- Check your understanding -
A – In the text on the Healthy Families transition, why does the new issue brief say the state must be extremely careful with the children being phased out of the program? Answer in one to three sentences.
B – Transcribe the part of the text on the Healthy Families transition that begins at the words "The state needs" and ends after the words "in Palo Alto.".

The state needs to be extremely careful with the children being phased out of the Healthy Families program because they’re in danger of losing access to care and services if that transition doesn’t go smoothly, according to a new issue brief from the Lucile Packard Foundation for Children’s Health, based in Palo Alto.
The issue brief follows on the heels of last week’s release of a study on the level of care and services provided to children with chronic illnesses, a study which ranked California near the bottom of the nation in several categories, including access to pediatric specialists.
The two issues — care of chronically ill children and implementation of the Healthy Families transition — are inextricably linked, said Edward Schor, senior vice president of programs and partnerships for the Packard Foundation.
“My concern is there won’t be much attention paid to these issues until they truly become problematic for the families, and enough noise is made that the state takes care of it [after damage is done],” Schor said. “Specialty services and behavioral health could be particularly impacted.”
Schor said the transition from Healthy Families to Medi-Cal managed care is not a bad shift, and offers California children benefits they would not have under the aegis of Healthy Families, such as access to the Early Periodic Screening, Diagnosis and Testing program.

- Document structure recognition data -

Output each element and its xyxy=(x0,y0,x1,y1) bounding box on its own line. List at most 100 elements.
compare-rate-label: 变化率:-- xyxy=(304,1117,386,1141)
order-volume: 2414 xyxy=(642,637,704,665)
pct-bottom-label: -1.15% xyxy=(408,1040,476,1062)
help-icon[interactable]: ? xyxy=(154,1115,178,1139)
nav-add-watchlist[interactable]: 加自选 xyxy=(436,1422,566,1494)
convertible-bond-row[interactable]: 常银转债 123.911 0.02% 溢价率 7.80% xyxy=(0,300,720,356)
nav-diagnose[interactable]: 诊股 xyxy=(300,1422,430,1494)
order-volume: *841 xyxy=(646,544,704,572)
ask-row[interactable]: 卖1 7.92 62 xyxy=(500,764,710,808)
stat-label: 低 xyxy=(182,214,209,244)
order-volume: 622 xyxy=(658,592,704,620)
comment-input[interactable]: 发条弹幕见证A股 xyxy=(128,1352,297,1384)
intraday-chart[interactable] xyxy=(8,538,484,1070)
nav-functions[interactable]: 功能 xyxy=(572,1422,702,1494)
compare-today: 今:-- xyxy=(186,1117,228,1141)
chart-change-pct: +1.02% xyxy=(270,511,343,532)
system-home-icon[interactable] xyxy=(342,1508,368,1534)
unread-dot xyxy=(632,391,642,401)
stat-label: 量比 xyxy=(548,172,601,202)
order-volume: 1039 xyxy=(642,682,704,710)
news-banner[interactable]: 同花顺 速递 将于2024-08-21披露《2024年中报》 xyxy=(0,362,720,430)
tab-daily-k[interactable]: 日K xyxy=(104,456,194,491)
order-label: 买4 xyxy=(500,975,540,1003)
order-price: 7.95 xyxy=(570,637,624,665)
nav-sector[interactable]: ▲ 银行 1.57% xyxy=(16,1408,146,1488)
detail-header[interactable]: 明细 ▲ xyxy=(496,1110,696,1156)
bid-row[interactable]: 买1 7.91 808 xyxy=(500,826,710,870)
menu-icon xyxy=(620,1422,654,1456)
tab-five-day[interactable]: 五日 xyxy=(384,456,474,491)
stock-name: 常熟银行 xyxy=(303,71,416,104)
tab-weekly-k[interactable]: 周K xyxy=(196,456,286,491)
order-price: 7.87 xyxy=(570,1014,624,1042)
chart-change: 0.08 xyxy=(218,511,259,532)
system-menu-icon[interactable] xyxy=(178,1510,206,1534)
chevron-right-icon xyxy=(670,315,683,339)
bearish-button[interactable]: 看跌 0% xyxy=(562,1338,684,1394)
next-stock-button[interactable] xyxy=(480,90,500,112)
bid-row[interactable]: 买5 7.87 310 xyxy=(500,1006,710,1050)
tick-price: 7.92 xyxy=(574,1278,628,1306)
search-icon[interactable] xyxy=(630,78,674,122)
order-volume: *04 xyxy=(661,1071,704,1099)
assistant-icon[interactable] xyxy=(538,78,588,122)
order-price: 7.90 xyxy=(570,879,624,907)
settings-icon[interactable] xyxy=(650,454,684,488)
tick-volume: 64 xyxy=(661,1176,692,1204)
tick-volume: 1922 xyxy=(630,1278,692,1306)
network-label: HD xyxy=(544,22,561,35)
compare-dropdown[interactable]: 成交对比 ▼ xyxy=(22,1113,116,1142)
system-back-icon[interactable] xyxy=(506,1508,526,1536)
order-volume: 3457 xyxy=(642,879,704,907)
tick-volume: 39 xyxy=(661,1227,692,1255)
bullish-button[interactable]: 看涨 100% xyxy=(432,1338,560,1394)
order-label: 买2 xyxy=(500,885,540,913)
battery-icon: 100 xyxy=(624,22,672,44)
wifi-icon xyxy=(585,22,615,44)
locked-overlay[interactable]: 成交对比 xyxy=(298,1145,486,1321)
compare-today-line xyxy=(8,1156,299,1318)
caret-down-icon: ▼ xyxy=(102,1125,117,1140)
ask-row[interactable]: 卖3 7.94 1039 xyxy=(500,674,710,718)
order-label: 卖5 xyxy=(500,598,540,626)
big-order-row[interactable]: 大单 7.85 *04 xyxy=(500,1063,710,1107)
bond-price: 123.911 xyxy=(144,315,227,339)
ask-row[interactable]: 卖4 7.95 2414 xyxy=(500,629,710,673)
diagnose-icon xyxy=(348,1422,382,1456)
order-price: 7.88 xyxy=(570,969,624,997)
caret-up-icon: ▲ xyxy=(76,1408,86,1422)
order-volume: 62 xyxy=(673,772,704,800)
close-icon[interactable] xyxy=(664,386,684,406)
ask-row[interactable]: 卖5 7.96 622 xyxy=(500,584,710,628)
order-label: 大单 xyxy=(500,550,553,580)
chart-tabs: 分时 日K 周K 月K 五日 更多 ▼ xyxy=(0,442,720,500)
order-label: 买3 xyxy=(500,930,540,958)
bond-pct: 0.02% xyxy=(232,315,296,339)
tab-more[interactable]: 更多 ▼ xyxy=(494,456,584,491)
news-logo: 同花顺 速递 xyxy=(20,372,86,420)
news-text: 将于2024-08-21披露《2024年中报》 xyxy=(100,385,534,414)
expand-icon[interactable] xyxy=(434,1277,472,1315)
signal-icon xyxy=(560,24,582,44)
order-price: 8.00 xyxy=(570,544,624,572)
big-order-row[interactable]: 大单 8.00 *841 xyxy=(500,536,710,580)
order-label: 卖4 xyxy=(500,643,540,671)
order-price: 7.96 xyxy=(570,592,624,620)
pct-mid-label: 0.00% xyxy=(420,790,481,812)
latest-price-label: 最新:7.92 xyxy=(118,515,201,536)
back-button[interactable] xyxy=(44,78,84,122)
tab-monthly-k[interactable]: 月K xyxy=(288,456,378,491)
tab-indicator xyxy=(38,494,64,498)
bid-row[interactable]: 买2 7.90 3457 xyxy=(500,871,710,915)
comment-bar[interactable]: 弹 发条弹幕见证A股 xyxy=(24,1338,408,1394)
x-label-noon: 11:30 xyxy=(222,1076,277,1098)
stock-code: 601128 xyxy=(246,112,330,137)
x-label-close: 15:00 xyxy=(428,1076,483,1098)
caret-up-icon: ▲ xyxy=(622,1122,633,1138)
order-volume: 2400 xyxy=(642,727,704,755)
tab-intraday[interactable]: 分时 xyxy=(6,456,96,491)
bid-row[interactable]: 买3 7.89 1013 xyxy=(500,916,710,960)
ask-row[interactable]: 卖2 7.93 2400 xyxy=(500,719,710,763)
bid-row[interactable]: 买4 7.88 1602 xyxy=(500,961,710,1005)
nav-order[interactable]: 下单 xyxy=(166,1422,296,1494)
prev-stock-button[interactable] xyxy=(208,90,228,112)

- Solutions below -
A – Those children are in danger of losing access to care and services if the transition does not go smoothly.

B –
The state needs to be extremely careful with the children being phased out of the Healthy Families program because they’re in danger of losing access to care and services if that transition doesn’t go smoothly, according to a new issue brief from the Lucile Packard Foundation for Children’s Health, based in Palo Alto.